# [Short exercise]
Lines containing the word "MILES" need to be counted. Please reply with how many there are, and nothing else.

# [Items from a dataset]
'''
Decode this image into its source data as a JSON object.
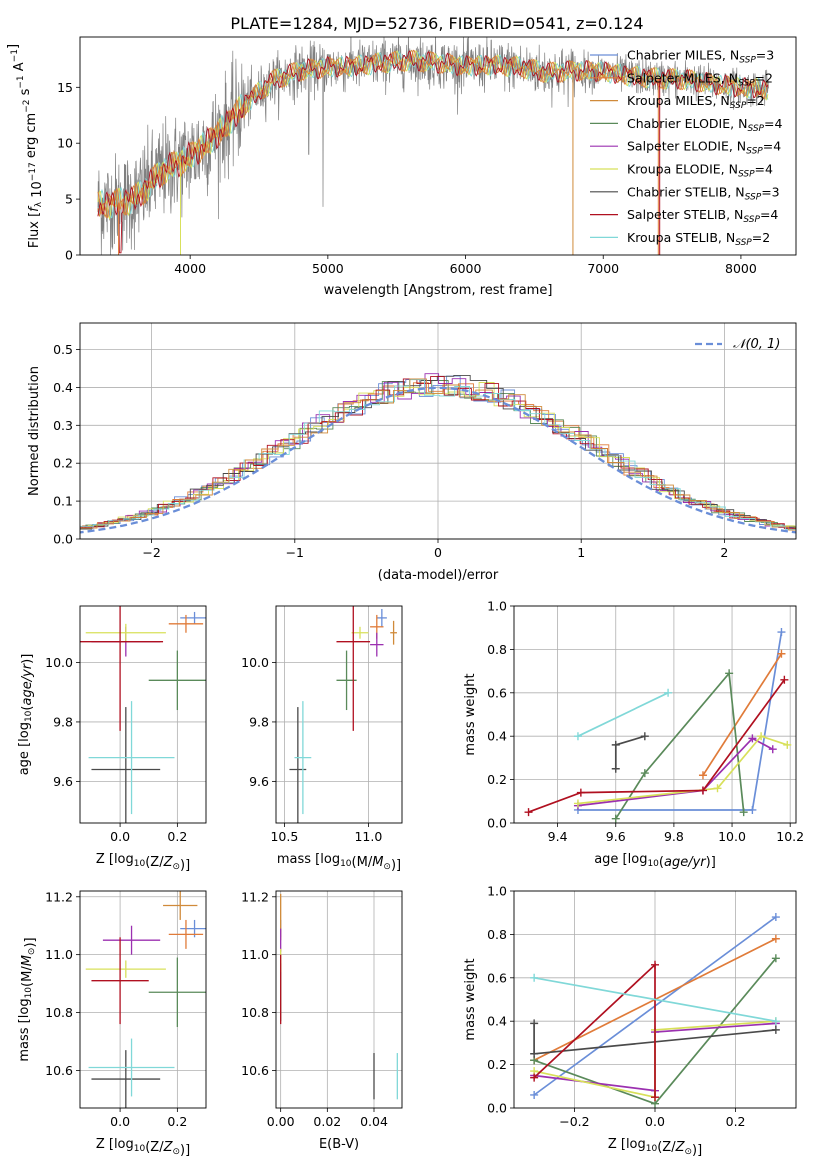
{
  "figure_title": "PLATE=1284, MJD=52736, FIBERID=0541, z=0.124",
  "models": [
    {
      "name": "Chabrier MILES",
      "nssp": "3",
      "color": "#6a8ed8"
    },
    {
      "name": "Salpeter MILES",
      "nssp": "2",
      "color": "#e07b39"
    },
    {
      "name": "Kroupa MILES",
      "nssp": "2",
      "color": "#d08a3a"
    },
    {
      "name": "Chabrier ELODIE",
      "nssp": "4",
      "color": "#5a8a5a"
    },
    {
      "name": "Salpeter ELODIE",
      "nssp": "4",
      "color": "#9b30b0"
    },
    {
      "name": "Kroupa ELODIE",
      "nssp": "4",
      "color": "#d8e05a"
    },
    {
      "name": "Chabrier STELIB",
      "nssp": "3",
      "color": "#4a4a4a"
    },
    {
      "name": "Salpeter STELIB",
      "nssp": "4",
      "color": "#b01020"
    },
    {
      "name": "Kroupa STELIB",
      "nssp": "2",
      "color": "#80d8d8"
    }
  ],
  "nssp_label": "N",
  "nssp_sub": "SSP",
  "chart_data": [
    {
      "id": "spectrum",
      "type": "line",
      "xlabel": "wavelength [Angstrom, rest frame]",
      "ylabel": "Flux [f_λ 10^-17 erg cm^-2 s^-1 A^-1]",
      "xticks": [
        4000,
        5000,
        6000,
        7000,
        8000
      ],
      "yticks": [
        0,
        5,
        10,
        15
      ],
      "xlim": [
        3200,
        8400
      ],
      "ylim": [
        0,
        19.5
      ],
      "continuum_x": [
        3400,
        3600,
        3800,
        4000,
        4200,
        4400,
        4600,
        4800,
        5000,
        5200,
        5400,
        5600,
        5800,
        6000,
        6200,
        6400,
        6600,
        6800,
        7000,
        7200,
        7400,
        7600,
        7800,
        8000,
        8200
      ],
      "continuum_y": [
        4.5,
        5.0,
        7.5,
        8.8,
        10.8,
        13.5,
        15.6,
        16.5,
        16.8,
        16.9,
        17.2,
        17.4,
        17.2,
        16.9,
        17.0,
        16.8,
        16.3,
        16.5,
        16.4,
        16.0,
        15.8,
        15.7,
        15.3,
        15.0,
        14.8
      ]
    },
    {
      "id": "residuals",
      "type": "step",
      "xlabel": "(data-model)/error",
      "ylabel": "Normed distribution",
      "xticks": [
        -2,
        -1,
        0,
        1,
        2
      ],
      "yticks": [
        0.0,
        0.1,
        0.2,
        0.3,
        0.4,
        0.5
      ],
      "xlim": [
        -2.5,
        2.5
      ],
      "ylim": [
        0,
        0.57
      ],
      "legend": "𝒩(0, 1)",
      "gaussian_sigma": 1.0
    },
    {
      "id": "age_vs_Z",
      "type": "errorbar",
      "xlabel": "Z [log10(Z/Z⊙)]",
      "ylabel": "age  [log10(age/yr)]",
      "xticks": [
        0.0,
        0.2
      ],
      "yticks": [
        9.6,
        9.8,
        10.0
      ],
      "xlim": [
        -0.14,
        0.3
      ],
      "ylim": [
        9.46,
        10.19
      ],
      "points": [
        {
          "m": 0,
          "x": 0.26,
          "y": 10.15,
          "xe": 0.05,
          "ye": 0.02
        },
        {
          "m": 1,
          "x": 0.23,
          "y": 10.13,
          "xe": 0.06,
          "ye": 0.03
        },
        {
          "m": 3,
          "x": 0.2,
          "y": 9.94,
          "xe": 0.1,
          "ye": 0.1
        },
        {
          "m": 4,
          "x": 0.02,
          "y": 10.07,
          "xe": 0.12,
          "ye": 0.05
        },
        {
          "m": 5,
          "x": 0.02,
          "y": 10.1,
          "xe": 0.14,
          "ye": 0.03
        },
        {
          "m": 6,
          "x": 0.02,
          "y": 9.64,
          "xe": 0.12,
          "ye": 0.21
        },
        {
          "m": 7,
          "x": 0.0,
          "y": 10.07,
          "xe": 0.15,
          "ye": 0.3
        },
        {
          "m": 8,
          "x": 0.04,
          "y": 9.68,
          "xe": 0.15,
          "ye": 0.19
        }
      ]
    },
    {
      "id": "age_vs_mass",
      "type": "errorbar",
      "xlabel": "mass [log10(M/M⊙)]",
      "ylabel": "",
      "xticks": [
        10.5,
        11.0
      ],
      "yticks": [
        9.6,
        9.8,
        10.0
      ],
      "xlim": [
        10.45,
        11.2
      ],
      "ylim": [
        9.46,
        10.19
      ],
      "points": [
        {
          "m": 0,
          "x": 11.08,
          "y": 10.15,
          "xe": 0.03,
          "ye": 0.03
        },
        {
          "m": 1,
          "x": 11.05,
          "y": 10.12,
          "xe": 0.04,
          "ye": 0.04
        },
        {
          "m": 2,
          "x": 11.15,
          "y": 10.1,
          "xe": 0.02,
          "ye": 0.04
        },
        {
          "m": 3,
          "x": 10.87,
          "y": 9.94,
          "xe": 0.06,
          "ye": 0.1
        },
        {
          "m": 4,
          "x": 11.05,
          "y": 10.06,
          "xe": 0.04,
          "ye": 0.04
        },
        {
          "m": 5,
          "x": 10.95,
          "y": 10.1,
          "xe": 0.05,
          "ye": 0.02
        },
        {
          "m": 6,
          "x": 10.58,
          "y": 9.64,
          "xe": 0.05,
          "ye": 0.21
        },
        {
          "m": 7,
          "x": 10.91,
          "y": 10.07,
          "xe": 0.1,
          "ye": 0.3
        },
        {
          "m": 8,
          "x": 10.61,
          "y": 9.68,
          "xe": 0.05,
          "ye": 0.19
        }
      ]
    },
    {
      "id": "mass_weight_vs_age",
      "type": "line",
      "xlabel": "age  [log10(age/yr)]",
      "ylabel": "mass weight",
      "xticks": [
        9.4,
        9.6,
        9.8,
        10.0,
        10.2
      ],
      "yticks": [
        0.0,
        0.2,
        0.4,
        0.6,
        0.8,
        1.0
      ],
      "xlim": [
        9.25,
        10.22
      ],
      "ylim": [
        0,
        1
      ],
      "series": [
        {
          "m": 0,
          "x": [
            9.47,
            10.07,
            10.17
          ],
          "y": [
            0.06,
            0.06,
            0.88
          ]
        },
        {
          "m": 1,
          "x": [
            9.9,
            10.17
          ],
          "y": [
            0.22,
            0.78
          ]
        },
        {
          "m": 3,
          "x": [
            9.6,
            9.7,
            9.99,
            10.04
          ],
          "y": [
            0.02,
            0.23,
            0.69,
            0.05
          ]
        },
        {
          "m": 4,
          "x": [
            9.47,
            9.9,
            10.07,
            10.14
          ],
          "y": [
            0.08,
            0.15,
            0.39,
            0.34
          ]
        },
        {
          "m": 5,
          "x": [
            9.47,
            9.95,
            10.1,
            10.19
          ],
          "y": [
            0.09,
            0.16,
            0.4,
            0.36
          ]
        },
        {
          "m": 6,
          "x": [
            9.6,
            9.6,
            9.7
          ],
          "y": [
            0.25,
            0.36,
            0.4
          ]
        },
        {
          "m": 7,
          "x": [
            9.3,
            9.48,
            9.9,
            10.18
          ],
          "y": [
            0.05,
            0.14,
            0.15,
            0.66
          ]
        },
        {
          "m": 8,
          "x": [
            9.47,
            9.78
          ],
          "y": [
            0.4,
            0.6
          ]
        }
      ]
    },
    {
      "id": "mass_vs_Z",
      "type": "errorbar",
      "xlabel": "Z [log10(Z/Z⊙)]",
      "ylabel": "mass [log10(M/M⊙)]",
      "xticks": [
        0.0,
        0.2
      ],
      "yticks": [
        10.6,
        10.8,
        11.0,
        11.2
      ],
      "xlim": [
        -0.14,
        0.3
      ],
      "ylim": [
        10.47,
        11.22
      ],
      "points": [
        {
          "m": 0,
          "x": 0.26,
          "y": 11.09,
          "xe": 0.05,
          "ye": 0.03
        },
        {
          "m": 1,
          "x": 0.23,
          "y": 11.07,
          "xe": 0.06,
          "ye": 0.05
        },
        {
          "m": 2,
          "x": 0.21,
          "y": 11.17,
          "xe": 0.06,
          "ye": 0.05
        },
        {
          "m": 3,
          "x": 0.2,
          "y": 10.87,
          "xe": 0.1,
          "ye": 0.12
        },
        {
          "m": 4,
          "x": 0.04,
          "y": 11.05,
          "xe": 0.1,
          "ye": 0.05
        },
        {
          "m": 5,
          "x": 0.02,
          "y": 10.95,
          "xe": 0.14,
          "ye": 0.03
        },
        {
          "m": 6,
          "x": 0.02,
          "y": 10.57,
          "xe": 0.12,
          "ye": 0.1
        },
        {
          "m": 7,
          "x": 0.0,
          "y": 10.91,
          "xe": 0.1,
          "ye": 0.15
        },
        {
          "m": 8,
          "x": 0.04,
          "y": 10.61,
          "xe": 0.15,
          "ye": 0.1
        }
      ]
    },
    {
      "id": "mass_vs_ebv",
      "type": "errorbar",
      "xlabel": "E(B-V)",
      "ylabel": "",
      "xticks": [
        0.0,
        0.02,
        0.04
      ],
      "yticks": [
        10.6,
        10.8,
        11.0,
        11.2
      ],
      "xlim": [
        -0.002,
        0.052
      ],
      "ylim": [
        10.47,
        11.22
      ],
      "points": [
        {
          "m": 0,
          "x": 0.0,
          "y": 11.09,
          "xe": 0,
          "ye": 0.03
        },
        {
          "m": 2,
          "x": 0.0,
          "y": 11.13,
          "xe": 0,
          "ye": 0.08
        },
        {
          "m": 3,
          "x": 0.0,
          "y": 10.87,
          "xe": 0,
          "ye": 0.1
        },
        {
          "m": 4,
          "x": 0.0,
          "y": 11.05,
          "xe": 0,
          "ye": 0.04
        },
        {
          "m": 5,
          "x": 0.0,
          "y": 10.98,
          "xe": 0,
          "ye": 0.04
        },
        {
          "m": 6,
          "x": 0.04,
          "y": 10.58,
          "xe": 0,
          "ye": 0.08
        },
        {
          "m": 7,
          "x": 0.0,
          "y": 10.88,
          "xe": 0,
          "ye": 0.12
        },
        {
          "m": 8,
          "x": 0.05,
          "y": 10.58,
          "xe": 0,
          "ye": 0.08
        }
      ]
    },
    {
      "id": "mass_weight_vs_Z",
      "type": "line",
      "xlabel": "Z [log10(Z/Z⊙)]",
      "ylabel": "mass weight",
      "xticks": [
        -0.2,
        0.0,
        0.2
      ],
      "yticks": [
        0.0,
        0.2,
        0.4,
        0.6,
        0.8,
        1.0
      ],
      "xlim": [
        -0.35,
        0.35
      ],
      "ylim": [
        0,
        1
      ],
      "series": [
        {
          "m": 0,
          "x": [
            -0.3,
            0.3
          ],
          "y": [
            0.06,
            0.88
          ]
        },
        {
          "m": 1,
          "x": [
            -0.3,
            0.3
          ],
          "y": [
            0.22,
            0.78
          ]
        },
        {
          "m": 3,
          "x": [
            -0.3,
            0.0,
            0.3
          ],
          "y": [
            0.22,
            0.02,
            0.69
          ]
        },
        {
          "m": 4,
          "x": [
            -0.3,
            0.0,
            0.0,
            0.3
          ],
          "y": [
            0.15,
            0.08,
            0.35,
            0.39
          ]
        },
        {
          "m": 5,
          "x": [
            -0.3,
            0.0,
            0.0,
            0.3
          ],
          "y": [
            0.17,
            0.05,
            0.36,
            0.4
          ]
        },
        {
          "m": 6,
          "x": [
            -0.3,
            -0.3,
            0.3
          ],
          "y": [
            0.39,
            0.25,
            0.36
          ]
        },
        {
          "m": 7,
          "x": [
            -0.3,
            0.0,
            0.0
          ],
          "y": [
            0.14,
            0.66,
            0.05
          ]
        },
        {
          "m": 8,
          "x": [
            -0.3,
            0.3
          ],
          "y": [
            0.6,
            0.4
          ]
        }
      ]
    }
  ]
}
'''
# [Finished answer]
3